- WORK REQUEST: Show each line of the entries below in which the word "band" appears.

--- AVAILABLE RECORDS Enclosed Below ---

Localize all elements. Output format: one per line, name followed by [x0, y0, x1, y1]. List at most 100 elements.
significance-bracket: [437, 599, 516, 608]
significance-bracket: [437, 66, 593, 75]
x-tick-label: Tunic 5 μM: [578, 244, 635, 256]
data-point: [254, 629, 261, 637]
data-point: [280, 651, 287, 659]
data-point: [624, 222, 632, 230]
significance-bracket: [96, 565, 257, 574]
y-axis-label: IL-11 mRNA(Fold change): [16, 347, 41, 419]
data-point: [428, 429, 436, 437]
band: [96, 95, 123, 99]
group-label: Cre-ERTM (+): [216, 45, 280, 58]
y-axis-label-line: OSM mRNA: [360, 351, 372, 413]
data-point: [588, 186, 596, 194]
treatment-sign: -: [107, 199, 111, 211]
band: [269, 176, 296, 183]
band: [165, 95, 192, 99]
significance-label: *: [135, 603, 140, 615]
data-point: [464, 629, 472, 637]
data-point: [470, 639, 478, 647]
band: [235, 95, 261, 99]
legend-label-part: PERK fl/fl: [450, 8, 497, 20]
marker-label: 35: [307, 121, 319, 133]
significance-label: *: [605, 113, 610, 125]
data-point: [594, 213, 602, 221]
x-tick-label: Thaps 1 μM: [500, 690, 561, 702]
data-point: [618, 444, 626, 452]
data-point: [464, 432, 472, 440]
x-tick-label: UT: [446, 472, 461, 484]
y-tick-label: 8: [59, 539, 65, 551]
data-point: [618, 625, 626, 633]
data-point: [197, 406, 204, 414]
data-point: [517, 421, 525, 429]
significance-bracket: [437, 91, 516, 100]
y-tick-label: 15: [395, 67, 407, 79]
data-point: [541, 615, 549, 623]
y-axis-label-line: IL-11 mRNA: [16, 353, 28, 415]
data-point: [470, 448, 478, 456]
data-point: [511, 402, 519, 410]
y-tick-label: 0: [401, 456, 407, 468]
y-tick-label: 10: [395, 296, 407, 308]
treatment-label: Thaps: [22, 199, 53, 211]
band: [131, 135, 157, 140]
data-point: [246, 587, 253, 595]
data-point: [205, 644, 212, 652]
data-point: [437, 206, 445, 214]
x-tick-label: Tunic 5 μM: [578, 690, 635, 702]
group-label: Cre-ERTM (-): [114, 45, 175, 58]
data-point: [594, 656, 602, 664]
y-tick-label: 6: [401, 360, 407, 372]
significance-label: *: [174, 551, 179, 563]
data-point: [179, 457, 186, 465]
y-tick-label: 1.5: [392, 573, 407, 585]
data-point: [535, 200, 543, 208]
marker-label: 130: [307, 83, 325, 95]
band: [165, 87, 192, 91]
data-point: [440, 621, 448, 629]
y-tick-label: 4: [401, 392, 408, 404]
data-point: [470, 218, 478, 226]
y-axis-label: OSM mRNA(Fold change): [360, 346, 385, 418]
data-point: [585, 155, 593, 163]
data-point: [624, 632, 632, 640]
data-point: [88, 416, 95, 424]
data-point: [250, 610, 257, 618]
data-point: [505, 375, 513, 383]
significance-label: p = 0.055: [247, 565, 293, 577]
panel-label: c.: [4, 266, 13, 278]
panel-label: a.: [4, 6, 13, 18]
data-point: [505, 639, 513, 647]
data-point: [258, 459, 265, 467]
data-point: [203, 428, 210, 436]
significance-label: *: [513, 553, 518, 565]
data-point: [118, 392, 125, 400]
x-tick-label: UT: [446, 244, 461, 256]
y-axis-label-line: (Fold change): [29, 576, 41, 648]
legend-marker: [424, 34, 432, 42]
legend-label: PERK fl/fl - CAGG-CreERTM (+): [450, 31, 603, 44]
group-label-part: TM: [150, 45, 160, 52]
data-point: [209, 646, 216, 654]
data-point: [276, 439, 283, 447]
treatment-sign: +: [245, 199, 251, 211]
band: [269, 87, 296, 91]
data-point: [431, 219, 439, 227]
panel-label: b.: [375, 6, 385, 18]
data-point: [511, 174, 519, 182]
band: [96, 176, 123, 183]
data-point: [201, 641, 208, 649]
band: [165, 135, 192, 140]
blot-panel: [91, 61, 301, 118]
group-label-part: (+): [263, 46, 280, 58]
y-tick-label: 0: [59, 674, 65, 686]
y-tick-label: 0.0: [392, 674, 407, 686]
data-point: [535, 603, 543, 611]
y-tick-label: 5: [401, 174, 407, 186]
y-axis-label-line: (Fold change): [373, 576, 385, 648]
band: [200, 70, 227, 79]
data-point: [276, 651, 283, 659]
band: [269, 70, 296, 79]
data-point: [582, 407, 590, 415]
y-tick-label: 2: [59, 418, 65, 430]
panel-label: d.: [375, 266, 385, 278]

--- End of Enclosed AVAILABLE RECORDS ---

- ANSWER FOR THE TASK:
band: [96, 95, 123, 99]
band: [269, 176, 296, 183]
band: [165, 95, 192, 99]
band: [235, 95, 261, 99]
band: [131, 135, 157, 140]
band: [165, 87, 192, 91]
band: [269, 87, 296, 91]
band: [96, 176, 123, 183]
band: [165, 135, 192, 140]
band: [200, 70, 227, 79]
band: [269, 70, 296, 79]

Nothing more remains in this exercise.